== TO-DO LIST ==
**a)** From the passage on the Pithipatis of Bodh Gaya, quote word for word the stretch from "The Pīṭhīpatis of" up to and including "have gained enlightenment.".
**b)** Continue the passage on the Pithipatis of Bodh Gaya, starting right after its last sentence.

== SELECTION ==
The Pīṭhīpatis of Bodh Gaya (also known as the Pithis) were the rulers of the area around Bodh Gaya from roughly the 11th to 13th centuries in the Magadha region of what is now Bihar in India. Pithi refers to the diamond throne where the Buddha was said to have gained enlightenment.

The Pithipati chiefs styled themselves with the title of Acarya in addition to Pīṭhīpati. Pithipati Buddhasena also termed himself as magadhādipati (ruler of Magadha).

Origin
The historian, Dineshchandra Sircar, noted that the Pithipatis appear to have originally been religious authorities and priests before eventually coming into power themselves at some point in the 11th century during the Pala rule of the region and the Pithis themselves were likely subordinates of the Pala dynasty. Pithipati inscriptions refer to the clan name as Chinda and Chikkora. Kumaradevī, the daughter of Devaraksita, calls her father a Chikkora, while a later descendant, Jayasena, calls his ancestors Chinda indicating the use of different family names.

Data listing
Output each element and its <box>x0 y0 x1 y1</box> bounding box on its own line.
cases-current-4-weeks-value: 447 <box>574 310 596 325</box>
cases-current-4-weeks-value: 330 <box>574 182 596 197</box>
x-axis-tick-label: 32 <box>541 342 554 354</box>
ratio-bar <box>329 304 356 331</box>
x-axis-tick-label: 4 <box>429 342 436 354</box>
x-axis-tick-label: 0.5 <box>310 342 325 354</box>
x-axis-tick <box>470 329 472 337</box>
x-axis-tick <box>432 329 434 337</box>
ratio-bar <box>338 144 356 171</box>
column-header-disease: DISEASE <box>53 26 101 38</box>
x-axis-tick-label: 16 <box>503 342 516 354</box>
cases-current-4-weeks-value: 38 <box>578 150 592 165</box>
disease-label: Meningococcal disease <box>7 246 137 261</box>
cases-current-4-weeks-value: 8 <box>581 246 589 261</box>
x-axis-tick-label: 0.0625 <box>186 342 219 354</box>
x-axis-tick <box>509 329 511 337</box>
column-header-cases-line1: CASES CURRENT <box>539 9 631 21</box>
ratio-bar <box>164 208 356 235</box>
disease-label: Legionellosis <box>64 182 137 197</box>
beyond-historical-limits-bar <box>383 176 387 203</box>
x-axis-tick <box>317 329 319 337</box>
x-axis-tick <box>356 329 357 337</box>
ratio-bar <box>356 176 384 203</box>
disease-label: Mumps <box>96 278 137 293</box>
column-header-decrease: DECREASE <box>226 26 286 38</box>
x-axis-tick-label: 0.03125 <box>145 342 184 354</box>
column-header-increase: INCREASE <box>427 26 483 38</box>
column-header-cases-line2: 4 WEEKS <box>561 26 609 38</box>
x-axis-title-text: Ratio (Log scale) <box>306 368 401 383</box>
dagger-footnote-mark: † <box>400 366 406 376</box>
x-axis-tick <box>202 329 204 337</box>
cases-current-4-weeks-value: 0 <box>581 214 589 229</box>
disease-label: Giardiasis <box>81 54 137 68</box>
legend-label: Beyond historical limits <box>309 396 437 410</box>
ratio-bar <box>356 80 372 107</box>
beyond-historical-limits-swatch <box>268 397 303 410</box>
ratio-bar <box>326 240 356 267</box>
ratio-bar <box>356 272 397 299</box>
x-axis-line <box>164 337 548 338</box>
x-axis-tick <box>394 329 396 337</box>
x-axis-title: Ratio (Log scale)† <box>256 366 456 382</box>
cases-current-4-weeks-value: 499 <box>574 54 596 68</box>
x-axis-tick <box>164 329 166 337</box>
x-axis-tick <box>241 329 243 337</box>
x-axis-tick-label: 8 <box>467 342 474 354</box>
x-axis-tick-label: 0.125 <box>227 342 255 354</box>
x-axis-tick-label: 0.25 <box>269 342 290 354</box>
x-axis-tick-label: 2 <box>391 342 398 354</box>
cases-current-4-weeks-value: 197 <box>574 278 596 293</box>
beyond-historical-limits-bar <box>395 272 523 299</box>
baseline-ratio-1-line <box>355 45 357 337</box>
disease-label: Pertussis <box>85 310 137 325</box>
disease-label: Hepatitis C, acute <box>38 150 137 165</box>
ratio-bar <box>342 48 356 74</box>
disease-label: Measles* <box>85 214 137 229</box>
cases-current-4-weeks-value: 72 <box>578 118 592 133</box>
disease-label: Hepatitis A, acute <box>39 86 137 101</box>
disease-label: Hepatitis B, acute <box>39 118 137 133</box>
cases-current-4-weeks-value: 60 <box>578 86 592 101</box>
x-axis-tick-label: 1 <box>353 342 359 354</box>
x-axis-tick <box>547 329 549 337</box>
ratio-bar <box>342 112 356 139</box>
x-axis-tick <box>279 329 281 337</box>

== WRITTEN RESPONSES ==
**a)**
The Pīṭhīpatis of Bodh Gaya (also known as the Pithis) were the rulers of the area around Bodh Gaya from roughly the 11th to 13th centuries in the Magadha region of what is now Bihar in India. Pithi refers to the diamond throne where the Buddha was said to have gained enlightenment.

**b)**
History

The first king of this dynasty was Vallabharāja whose rule of Bodh Gaya is confirmed by the Sarnath inscription of Kumaradevi in the 12th century who was one of the wives of Govindachandra of the Gahadavala dynasty. The Pithipatis were contemporaries and neighbors of the Gahadavalas to the west and the Pala dynasty to the east. The Pithis also maintained marital relations with the Karnat dynasty of Mithila in North Bihar.  
The Pithi chiefs were also noted for providing land to visiting Sri Lankan monks in Bodh Gaya so that they could build a monastery. Inscriptions from the period detail the granting of land to the Singhalasangha by Acarya Buddhasena. It also details how a nearby village called Kottahala was granted to a Sinhalese monk called Mangalavamsin for the maintenance of the Mahabodhi temple.

During the reign of Acarya Pithi Buddhasena, the region began to experience raids from Turkic invaders and was forced to swear fealty to them. This is detailed in the memoirs of the Tibetan pilgrim, Dharmasvamin who visited Bodh Gaya during this period.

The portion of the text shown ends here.